▶ _Set problem 1_:
Answer these questions using the forum post about the rootless Docker GPU error:
(a) Which Debian release is the system running?
(b) What Docker version is listed?
(c) What PyTorch version does the container output report?
▶ _Set problem 2_:
Reproduce the part of the forum post about the rootless Docker GPU error starting with "NVIDIA Release 22.03" and going on through "Learning Container License.".

▶ _Text_:
>> Start
Rootless Docker; ERROR: No supported GPU(s) detected to run this container

sascha.saralajew · April 7, 2022, 5:07pm

System specification:

Debian 11
tested NVIDIA driver releases 510.47.03 and 510.60.02
Docker version 20.10.14
NVIDIA Docker 2.10.0

I encounter the following error when starting rootless Docker containers:

$ docker run --rm --gpus all -it  nvcr.io/nvidia/pytorch:22.03-py3

=============
== PyTorch ==
=============

NVIDIA Release 22.03 (build 33569136)
PyTorch Version 1.12.0a0+2c916ef

Container image Copyright (c) 2022, NVIDIA CORPORATION & AFFILIATES. All rights reserved.

[...]

This container image and its contents are governed by the NVIDIA Deep Learning Container License.
>> End
▶ _Listing_:
>> Start
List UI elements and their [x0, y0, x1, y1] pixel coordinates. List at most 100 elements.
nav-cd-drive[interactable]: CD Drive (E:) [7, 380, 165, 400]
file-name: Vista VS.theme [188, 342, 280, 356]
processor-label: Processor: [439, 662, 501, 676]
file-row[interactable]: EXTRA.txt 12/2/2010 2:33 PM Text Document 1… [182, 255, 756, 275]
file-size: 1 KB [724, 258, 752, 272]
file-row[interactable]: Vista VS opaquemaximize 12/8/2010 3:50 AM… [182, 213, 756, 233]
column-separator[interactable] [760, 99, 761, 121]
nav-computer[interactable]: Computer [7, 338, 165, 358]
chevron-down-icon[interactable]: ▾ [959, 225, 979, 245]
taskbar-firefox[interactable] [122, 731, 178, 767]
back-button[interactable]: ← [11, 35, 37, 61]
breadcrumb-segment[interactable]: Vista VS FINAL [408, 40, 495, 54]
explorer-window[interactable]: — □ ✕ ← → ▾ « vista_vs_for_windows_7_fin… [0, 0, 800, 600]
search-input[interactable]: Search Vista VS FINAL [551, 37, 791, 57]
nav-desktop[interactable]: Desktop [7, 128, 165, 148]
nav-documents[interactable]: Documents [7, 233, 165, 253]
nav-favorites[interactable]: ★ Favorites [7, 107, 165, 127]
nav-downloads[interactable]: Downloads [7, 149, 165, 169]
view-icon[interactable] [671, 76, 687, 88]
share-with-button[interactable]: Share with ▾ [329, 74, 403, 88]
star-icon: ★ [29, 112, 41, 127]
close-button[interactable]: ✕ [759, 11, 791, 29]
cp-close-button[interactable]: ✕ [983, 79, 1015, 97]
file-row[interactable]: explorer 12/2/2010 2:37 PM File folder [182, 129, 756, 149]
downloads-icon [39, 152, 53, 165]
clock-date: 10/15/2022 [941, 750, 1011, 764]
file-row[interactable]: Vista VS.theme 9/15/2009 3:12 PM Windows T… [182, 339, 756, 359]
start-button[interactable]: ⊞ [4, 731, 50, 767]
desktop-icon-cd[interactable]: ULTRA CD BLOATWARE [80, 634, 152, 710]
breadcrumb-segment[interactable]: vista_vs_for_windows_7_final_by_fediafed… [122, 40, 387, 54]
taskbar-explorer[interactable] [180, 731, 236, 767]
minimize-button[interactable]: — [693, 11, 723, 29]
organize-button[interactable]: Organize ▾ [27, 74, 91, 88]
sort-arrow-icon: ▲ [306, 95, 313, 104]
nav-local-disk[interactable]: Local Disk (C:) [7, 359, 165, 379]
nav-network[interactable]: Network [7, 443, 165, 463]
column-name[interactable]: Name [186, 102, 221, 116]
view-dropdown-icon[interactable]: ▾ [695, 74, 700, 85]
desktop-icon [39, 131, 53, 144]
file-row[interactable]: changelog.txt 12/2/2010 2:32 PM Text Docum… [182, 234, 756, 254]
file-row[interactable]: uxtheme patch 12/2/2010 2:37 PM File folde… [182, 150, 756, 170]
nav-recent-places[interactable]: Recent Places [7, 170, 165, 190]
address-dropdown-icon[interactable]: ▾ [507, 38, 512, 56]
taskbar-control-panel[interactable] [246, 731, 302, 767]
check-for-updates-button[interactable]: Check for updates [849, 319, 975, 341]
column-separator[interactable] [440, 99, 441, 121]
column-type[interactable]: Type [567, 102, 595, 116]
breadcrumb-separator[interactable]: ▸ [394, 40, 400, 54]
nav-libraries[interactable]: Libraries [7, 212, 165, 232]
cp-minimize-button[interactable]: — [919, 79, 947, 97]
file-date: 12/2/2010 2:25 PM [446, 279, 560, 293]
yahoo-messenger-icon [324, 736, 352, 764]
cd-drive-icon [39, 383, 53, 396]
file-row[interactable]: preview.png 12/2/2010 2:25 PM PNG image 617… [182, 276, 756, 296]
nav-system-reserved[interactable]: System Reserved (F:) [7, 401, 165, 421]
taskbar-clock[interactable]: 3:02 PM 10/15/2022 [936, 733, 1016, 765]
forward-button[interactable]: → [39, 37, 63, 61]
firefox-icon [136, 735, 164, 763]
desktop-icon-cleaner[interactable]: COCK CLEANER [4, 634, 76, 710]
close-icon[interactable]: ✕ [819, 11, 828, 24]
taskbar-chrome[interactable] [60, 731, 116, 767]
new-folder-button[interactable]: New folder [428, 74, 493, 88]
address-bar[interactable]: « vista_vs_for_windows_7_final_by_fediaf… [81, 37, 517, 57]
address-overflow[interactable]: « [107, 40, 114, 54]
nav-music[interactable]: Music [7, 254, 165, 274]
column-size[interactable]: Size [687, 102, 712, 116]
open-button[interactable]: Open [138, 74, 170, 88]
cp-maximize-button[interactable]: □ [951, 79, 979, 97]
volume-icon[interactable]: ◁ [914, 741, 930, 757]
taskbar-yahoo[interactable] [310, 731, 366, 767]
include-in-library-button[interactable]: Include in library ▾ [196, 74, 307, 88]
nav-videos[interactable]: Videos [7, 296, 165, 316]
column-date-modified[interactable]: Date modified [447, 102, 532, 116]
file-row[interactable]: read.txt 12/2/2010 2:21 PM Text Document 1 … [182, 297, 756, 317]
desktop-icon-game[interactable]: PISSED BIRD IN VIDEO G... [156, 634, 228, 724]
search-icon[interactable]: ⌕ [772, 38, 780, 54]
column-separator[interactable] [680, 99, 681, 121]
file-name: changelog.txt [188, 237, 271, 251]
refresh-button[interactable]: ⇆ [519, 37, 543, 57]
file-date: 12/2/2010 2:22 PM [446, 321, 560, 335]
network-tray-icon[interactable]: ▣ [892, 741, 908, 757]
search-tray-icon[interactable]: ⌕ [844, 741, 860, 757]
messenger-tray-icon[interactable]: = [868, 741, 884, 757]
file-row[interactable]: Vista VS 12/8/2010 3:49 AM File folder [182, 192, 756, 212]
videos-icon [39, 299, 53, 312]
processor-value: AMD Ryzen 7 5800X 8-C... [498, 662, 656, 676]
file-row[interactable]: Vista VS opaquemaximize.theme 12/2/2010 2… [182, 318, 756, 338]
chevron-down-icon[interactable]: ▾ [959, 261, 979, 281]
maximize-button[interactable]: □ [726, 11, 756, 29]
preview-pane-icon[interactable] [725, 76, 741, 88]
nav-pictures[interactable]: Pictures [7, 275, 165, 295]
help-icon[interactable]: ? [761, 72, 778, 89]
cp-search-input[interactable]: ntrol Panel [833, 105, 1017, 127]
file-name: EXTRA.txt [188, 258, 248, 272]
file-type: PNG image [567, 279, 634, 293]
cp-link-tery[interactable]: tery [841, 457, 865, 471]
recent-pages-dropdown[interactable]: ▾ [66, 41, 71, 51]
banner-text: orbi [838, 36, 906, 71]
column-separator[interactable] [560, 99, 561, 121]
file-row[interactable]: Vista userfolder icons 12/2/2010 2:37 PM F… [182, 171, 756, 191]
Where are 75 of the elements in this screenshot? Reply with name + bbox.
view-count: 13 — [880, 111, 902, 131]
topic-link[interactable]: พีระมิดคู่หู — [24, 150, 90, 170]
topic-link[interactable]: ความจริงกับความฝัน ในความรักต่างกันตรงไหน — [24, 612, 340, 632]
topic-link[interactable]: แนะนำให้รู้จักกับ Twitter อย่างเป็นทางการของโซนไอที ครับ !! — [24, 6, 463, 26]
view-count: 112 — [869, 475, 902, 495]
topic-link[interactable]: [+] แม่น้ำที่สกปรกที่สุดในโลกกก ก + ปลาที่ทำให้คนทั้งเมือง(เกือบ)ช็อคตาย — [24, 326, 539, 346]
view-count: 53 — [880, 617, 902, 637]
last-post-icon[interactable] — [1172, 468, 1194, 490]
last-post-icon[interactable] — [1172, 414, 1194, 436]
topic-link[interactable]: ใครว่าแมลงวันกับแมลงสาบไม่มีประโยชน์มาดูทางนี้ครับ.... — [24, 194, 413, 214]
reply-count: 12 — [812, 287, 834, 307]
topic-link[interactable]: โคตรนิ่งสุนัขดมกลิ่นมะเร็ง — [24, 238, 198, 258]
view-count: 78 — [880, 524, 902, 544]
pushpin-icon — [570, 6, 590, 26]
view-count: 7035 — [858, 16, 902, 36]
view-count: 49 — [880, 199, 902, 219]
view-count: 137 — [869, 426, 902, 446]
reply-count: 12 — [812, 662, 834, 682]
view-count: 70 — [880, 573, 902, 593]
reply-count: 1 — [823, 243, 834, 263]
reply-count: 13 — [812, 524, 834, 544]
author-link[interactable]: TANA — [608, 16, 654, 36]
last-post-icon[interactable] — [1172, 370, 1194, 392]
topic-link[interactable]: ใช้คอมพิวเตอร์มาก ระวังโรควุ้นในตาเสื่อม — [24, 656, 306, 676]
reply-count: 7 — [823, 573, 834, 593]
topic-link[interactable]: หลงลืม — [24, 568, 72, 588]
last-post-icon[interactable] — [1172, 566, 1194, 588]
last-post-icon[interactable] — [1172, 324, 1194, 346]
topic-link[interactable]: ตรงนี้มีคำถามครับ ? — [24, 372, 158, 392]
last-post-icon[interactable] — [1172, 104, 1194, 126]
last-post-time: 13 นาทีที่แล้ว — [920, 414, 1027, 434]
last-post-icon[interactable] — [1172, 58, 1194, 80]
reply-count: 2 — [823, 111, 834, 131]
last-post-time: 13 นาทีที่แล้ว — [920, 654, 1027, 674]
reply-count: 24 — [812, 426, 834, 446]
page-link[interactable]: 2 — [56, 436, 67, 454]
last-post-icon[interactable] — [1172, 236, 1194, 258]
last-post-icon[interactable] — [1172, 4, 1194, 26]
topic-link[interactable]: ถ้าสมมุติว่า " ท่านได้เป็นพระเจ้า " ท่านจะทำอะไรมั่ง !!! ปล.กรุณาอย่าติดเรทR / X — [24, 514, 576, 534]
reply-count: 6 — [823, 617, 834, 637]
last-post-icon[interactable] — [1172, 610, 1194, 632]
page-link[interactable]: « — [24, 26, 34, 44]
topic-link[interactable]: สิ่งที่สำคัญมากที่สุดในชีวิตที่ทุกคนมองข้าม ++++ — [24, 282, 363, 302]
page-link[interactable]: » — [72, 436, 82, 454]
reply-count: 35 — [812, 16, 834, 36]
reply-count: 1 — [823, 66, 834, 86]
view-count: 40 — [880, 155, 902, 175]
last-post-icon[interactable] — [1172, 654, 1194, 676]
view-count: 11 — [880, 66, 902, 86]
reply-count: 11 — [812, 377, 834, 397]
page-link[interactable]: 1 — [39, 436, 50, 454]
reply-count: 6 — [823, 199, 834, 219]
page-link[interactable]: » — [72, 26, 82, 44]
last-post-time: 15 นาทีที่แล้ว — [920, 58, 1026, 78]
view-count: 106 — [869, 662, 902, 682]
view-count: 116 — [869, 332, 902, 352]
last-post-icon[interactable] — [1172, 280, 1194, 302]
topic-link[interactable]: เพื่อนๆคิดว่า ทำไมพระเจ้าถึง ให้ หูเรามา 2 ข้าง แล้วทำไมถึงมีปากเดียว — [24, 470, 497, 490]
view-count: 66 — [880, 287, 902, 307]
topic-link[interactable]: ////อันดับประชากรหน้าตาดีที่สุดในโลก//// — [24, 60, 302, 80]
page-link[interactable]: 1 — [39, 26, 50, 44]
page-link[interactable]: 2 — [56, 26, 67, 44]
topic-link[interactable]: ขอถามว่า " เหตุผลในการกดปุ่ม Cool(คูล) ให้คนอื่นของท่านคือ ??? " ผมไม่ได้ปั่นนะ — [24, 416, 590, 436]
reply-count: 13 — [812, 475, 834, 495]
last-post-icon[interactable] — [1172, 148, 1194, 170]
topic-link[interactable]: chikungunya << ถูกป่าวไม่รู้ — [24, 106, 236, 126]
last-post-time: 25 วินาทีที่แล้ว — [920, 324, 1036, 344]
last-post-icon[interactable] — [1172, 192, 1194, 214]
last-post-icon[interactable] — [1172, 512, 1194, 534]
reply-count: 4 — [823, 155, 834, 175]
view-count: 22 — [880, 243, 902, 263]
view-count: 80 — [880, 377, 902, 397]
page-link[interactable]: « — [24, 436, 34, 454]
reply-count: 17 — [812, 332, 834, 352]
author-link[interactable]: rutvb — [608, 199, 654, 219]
>> End
▶ _Worked solution 1_:
(a) Debian 11
(b) Docker version 20.10.14
(c) PyTorch Version 1.12.0a0+2c916ef

▶ _Worked solution 2_:
NVIDIA Release 22.03 (build 33569136)
PyTorch Version 1.12.0a0+2c916ef

Container image Copyright (c) 2022, NVIDIA CORPORATION & AFFILIATES. All rights reserved.

[...]

This container image and its contents are governed by the NVIDIA Deep Learning Container License.